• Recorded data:
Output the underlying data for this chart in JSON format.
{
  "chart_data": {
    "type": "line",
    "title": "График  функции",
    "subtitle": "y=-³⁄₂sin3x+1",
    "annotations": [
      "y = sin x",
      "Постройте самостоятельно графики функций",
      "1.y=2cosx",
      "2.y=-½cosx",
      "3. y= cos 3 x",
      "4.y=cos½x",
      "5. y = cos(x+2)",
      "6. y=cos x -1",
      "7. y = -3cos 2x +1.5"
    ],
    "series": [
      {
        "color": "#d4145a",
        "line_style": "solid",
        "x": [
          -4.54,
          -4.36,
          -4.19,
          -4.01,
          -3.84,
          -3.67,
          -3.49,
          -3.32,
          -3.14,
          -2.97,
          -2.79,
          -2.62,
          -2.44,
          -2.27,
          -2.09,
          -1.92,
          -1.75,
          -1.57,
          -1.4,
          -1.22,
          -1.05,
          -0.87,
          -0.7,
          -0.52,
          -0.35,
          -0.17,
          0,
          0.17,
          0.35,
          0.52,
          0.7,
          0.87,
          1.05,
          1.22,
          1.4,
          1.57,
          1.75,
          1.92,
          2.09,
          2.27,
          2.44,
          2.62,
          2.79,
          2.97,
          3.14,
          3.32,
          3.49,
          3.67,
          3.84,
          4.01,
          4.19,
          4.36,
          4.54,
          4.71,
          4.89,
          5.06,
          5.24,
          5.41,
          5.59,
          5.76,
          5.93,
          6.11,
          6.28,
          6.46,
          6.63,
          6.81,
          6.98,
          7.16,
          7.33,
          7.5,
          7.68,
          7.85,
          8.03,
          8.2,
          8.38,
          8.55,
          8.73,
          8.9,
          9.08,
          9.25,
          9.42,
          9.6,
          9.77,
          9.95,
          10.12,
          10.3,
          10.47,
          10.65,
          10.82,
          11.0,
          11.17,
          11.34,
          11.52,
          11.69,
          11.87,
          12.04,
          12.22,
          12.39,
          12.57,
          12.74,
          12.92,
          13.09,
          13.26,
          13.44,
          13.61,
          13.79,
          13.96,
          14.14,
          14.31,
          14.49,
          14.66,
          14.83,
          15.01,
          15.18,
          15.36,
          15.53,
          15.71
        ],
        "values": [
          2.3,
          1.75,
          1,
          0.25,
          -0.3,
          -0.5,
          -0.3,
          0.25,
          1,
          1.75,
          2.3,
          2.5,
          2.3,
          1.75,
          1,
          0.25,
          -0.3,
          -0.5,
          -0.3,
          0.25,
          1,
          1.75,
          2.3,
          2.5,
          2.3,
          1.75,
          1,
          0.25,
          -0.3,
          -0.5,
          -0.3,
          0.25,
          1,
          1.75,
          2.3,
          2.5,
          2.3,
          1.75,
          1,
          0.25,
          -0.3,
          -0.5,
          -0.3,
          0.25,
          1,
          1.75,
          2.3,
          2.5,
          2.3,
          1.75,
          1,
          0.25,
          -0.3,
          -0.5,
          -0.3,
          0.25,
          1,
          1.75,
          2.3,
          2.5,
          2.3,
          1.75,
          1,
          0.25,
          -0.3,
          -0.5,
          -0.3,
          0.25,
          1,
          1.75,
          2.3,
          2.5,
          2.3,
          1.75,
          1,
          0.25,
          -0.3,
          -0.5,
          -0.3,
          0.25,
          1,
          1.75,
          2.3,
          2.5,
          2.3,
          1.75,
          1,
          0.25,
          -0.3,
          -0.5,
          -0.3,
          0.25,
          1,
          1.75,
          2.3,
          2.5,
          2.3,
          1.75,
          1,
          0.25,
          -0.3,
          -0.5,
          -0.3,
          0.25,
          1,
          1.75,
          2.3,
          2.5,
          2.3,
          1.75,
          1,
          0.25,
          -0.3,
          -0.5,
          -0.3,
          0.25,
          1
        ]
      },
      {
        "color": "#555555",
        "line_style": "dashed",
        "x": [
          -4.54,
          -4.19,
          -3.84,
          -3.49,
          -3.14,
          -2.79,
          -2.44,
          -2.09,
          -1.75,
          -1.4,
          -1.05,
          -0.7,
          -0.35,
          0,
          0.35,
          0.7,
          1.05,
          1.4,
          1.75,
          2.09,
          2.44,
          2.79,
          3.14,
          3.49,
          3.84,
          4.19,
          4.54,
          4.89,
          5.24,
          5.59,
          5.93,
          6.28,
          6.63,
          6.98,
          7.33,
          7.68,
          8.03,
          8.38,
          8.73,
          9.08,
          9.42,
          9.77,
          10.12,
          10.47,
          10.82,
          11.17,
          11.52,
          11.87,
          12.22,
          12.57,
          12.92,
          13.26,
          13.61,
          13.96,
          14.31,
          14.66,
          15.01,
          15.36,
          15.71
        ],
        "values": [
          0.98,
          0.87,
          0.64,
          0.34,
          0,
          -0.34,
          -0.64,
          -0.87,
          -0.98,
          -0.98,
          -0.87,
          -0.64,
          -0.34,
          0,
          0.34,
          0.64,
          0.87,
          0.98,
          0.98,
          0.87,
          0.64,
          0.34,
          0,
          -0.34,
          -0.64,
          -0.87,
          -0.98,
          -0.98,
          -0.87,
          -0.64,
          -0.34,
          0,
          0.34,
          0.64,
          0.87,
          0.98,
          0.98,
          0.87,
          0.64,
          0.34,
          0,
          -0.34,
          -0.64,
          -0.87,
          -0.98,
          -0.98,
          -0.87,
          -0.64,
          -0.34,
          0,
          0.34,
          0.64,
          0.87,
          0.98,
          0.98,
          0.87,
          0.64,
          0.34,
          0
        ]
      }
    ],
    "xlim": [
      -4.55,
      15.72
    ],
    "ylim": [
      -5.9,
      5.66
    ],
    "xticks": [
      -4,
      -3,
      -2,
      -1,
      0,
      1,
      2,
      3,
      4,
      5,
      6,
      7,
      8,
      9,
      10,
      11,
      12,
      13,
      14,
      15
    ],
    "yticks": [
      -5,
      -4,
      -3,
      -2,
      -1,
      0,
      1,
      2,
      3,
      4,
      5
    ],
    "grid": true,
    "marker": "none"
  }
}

• Task details:
Print the records above in full, exactly.

• Output of the task:
Output the underlying data for this chart in JSON format.
{
  "chart_data": {
    "type": "line",
    "title": "График  функции",
    "subtitle": "y=-³⁄₂sin3x+1",
    "annotations": [
      "y = sin x",
      "Постройте самостоятельно графики функций",
      "1.y=2cosx",
      "2.y=-½cosx",
      "3. y= cos 3 x",
      "4.y=cos½x",
      "5. y = cos(x+2)",
      "6. y=cos x -1",
      "7. y = -3cos 2x +1.5"
    ],
    "series": [
      {
        "color": "#d4145a",
        "line_style": "solid",
        "x": [
          -4.54,
          -4.36,
          -4.19,
          -4.01,
          -3.84,
          -3.67,
          -3.49,
          -3.32,
          -3.14,
          -2.97,
          -2.79,
          -2.62,
          -2.44,
          -2.27,
          -2.09,
          -1.92,
          -1.75,
          -1.57,
          -1.4,
          -1.22,
          -1.05,
          -0.87,
          -0.7,
          -0.52,
          -0.35,
          -0.17,
          0,
          0.17,
          0.35,
          0.52,
          0.7,
          0.87,
          1.05,
          1.22,
          1.4,
          1.57,
          1.75,
          1.92,
          2.09,
          2.27,
          2.44,
          2.62,
          2.79,
          2.97,
          3.14,
          3.32,
          3.49,
          3.67,
          3.84,
          4.01,
          4.19,
          4.36,
          4.54,
          4.71,
          4.89,
          5.06,
          5.24,
          5.41,
          5.59,
          5.76,
          5.93,
          6.11,
          6.28,
          6.46,
          6.63,
          6.81,
          6.98,
          7.16,
          7.33,
          7.5,
          7.68,
          7.85,
          8.03,
          8.2,
          8.38,
          8.55,
          8.73,
          8.9,
          9.08,
          9.25,
          9.42,
          9.6,
          9.77,
          9.95,
          10.12,
          10.3,
          10.47,
          10.65,
          10.82,
          11.0,
          11.17,
          11.34,
          11.52,
          11.69,
          11.87,
          12.04,
          12.22,
          12.39,
          12.57,
          12.74,
          12.92,
          13.09,
          13.26,
          13.44,
          13.61,
          13.79,
          13.96,
          14.14,
          14.31,
          14.49,
          14.66,
          14.83,
          15.01,
          15.18,
          15.36,
          15.53,
          15.71
        ],
        "values": [
          2.3,
          1.75,
          1,
          0.25,
          -0.3,
          -0.5,
          -0.3,
          0.25,
          1,
          1.75,
          2.3,
          2.5,
          2.3,
          1.75,
          1,
          0.25,
          -0.3,
          -0.5,
          -0.3,
          0.25,
          1,
          1.75,
          2.3,
          2.5,
          2.3,
          1.75,
          1,
          0.25,
          -0.3,
          -0.5,
          -0.3,
          0.25,
          1,
          1.75,
          2.3,
          2.5,
          2.3,
          1.75,
          1,
          0.25,
          -0.3,
          -0.5,
          -0.3,
          0.25,
          1,
          1.75,
          2.3,
          2.5,
          2.3,
          1.75,
          1,
          0.25,
          -0.3,
          -0.5,
          -0.3,
          0.25,
          1,
          1.75,
          2.3,
          2.5,
          2.3,
          1.75,
          1,
          0.25,
          -0.3,
          -0.5,
          -0.3,
          0.25,
          1,
          1.75,
          2.3,
          2.5,
          2.3,
          1.75,
          1,
          0.25,
          -0.3,
          -0.5,
          -0.3,
          0.25,
          1,
          1.75,
          2.3,
          2.5,
          2.3,
          1.75,
          1,
          0.25,
          -0.3,
          -0.5,
          -0.3,
          0.25,
          1,
          1.75,
          2.3,
          2.5,
          2.3,
          1.75,
          1,
          0.25,
          -0.3,
          -0.5,
          -0.3,
          0.25,
          1,
          1.75,
          2.3,
          2.5,
          2.3,
          1.75,
          1,
          0.25,
          -0.3,
          -0.5,
          -0.3,
          0.25,
          1
        ]
      },
      {
        "color": "#555555",
        "line_style": "dashed",
        "x": [
          -4.54,
          -4.19,
          -3.84,
          -3.49,
          -3.14,
          -2.79,
          -2.44,
          -2.09,
          -1.75,
          -1.4,
          -1.05,
          -0.7,
          -0.35,
          0,
          0.35,
          0.7,
          1.05,
          1.4,
          1.75,
          2.09,
          2.44,
          2.79,
          3.14,
          3.49,
          3.84,
          4.19,
          4.54,
          4.89,
          5.24,
          5.59,
          5.93,
          6.28,
          6.63,
          6.98,
          7.33,
          7.68,
          8.03,
          8.38,
          8.73,
          9.08,
          9.42,
          9.77,
          10.12,
          10.47,
          10.82,
          11.17,
          11.52,
          11.87,
          12.22,
          12.57,
          12.92,
          13.26,
          13.61,
          13.96,
          14.31,
          14.66,
          15.01,
          15.36,
          15.71
        ],
        "values": [
          0.98,
          0.87,
          0.64,
          0.34,
          0,
          -0.34,
          -0.64,
          -0.87,
          -0.98,
          -0.98,
          -0.87,
          -0.64,
          -0.34,
          0,
          0.34,
          0.64,
          0.87,
          0.98,
          0.98,
          0.87,
          0.64,
          0.34,
          0,
          -0.34,
          -0.64,
          -0.87,
          -0.98,
          -0.98,
          -0.87,
          -0.64,
          -0.34,
          0,
          0.34,
          0.64,
          0.87,
          0.98,
          0.98,
          0.87,
          0.64,
          0.34,
          0,
          -0.34,
          -0.64,
          -0.87,
          -0.98,
          -0.98,
          -0.87,
          -0.64,
          -0.34,
          0,
          0.34,
          0.64,
          0.87,
          0.98,
          0.98,
          0.87,
          0.64,
          0.34,
          0
        ]
      }
    ],
    "xlim": [
      -4.55,
      15.72
    ],
    "ylim": [
      -5.9,
      5.66
    ],
    "xticks": [
      -4,
      -3,
      -2,
      -1,
      0,
      1,
      2,
      3,
      4,
      5,
      6,
      7,
      8,
      9,
      10,
      11,
      12,
      13,
      14,
      15
    ],
    "yticks": [
      -5,
      -4,
      -3,
      -2,
      -1,
      0,
      1,
      2,
      3,
      4,
      5
    ],
    "grid": true,
    "marker": "none"
  }
}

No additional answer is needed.